→ RECORDS SHOWN
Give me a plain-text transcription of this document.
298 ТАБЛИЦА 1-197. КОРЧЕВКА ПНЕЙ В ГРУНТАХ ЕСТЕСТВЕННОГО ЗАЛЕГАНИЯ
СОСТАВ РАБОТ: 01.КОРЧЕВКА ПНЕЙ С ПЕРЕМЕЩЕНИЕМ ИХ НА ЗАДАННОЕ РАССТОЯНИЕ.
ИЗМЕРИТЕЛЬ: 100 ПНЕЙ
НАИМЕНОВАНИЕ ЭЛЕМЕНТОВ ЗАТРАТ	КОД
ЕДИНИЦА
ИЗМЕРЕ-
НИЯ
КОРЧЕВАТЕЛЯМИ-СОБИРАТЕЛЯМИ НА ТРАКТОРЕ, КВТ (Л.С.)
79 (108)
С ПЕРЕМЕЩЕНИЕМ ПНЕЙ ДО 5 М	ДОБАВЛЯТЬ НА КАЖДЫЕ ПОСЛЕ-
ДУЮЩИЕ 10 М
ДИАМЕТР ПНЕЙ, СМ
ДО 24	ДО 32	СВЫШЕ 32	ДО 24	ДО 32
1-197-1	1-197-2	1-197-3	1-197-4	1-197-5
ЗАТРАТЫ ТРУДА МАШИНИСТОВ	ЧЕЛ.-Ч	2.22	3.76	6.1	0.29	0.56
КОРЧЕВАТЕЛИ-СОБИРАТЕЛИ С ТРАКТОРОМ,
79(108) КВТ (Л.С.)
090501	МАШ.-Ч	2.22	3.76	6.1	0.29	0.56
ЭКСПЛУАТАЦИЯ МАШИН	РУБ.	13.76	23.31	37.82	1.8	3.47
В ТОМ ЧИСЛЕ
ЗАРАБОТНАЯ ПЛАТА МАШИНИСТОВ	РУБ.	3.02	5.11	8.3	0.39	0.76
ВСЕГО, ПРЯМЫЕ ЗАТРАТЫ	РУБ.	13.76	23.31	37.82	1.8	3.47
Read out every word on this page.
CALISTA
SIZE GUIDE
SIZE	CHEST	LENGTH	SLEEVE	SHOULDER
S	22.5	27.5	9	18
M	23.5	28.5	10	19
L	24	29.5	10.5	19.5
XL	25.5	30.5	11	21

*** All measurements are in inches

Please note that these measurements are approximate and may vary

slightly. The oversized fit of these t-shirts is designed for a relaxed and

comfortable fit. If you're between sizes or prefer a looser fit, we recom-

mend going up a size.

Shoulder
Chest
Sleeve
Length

→ WHAT YOU ARE ASKED TO DO
Reproduce only those lines of the entries above that run from the line with "Read out every word on this page." to the final line.

→ FINAL RESULT
Read out every word on this page.
CALISTA
SIZE GUIDE
SIZE	CHEST	LENGTH	SLEEVE	SHOULDER
S	22.5	27.5	9	18
M	23.5	28.5	10	19
L	24	29.5	10.5	19.5
XL	25.5	30.5	11	21

*** All measurements are in inches

Please note that these measurements are approximate and may vary

slightly. The oversized fit of these t-shirts is designed for a relaxed and

comfortable fit. If you're between sizes or prefer a looser fit, we recom-

mend going up a size.

Shoulder
Chest
Sleeve
Length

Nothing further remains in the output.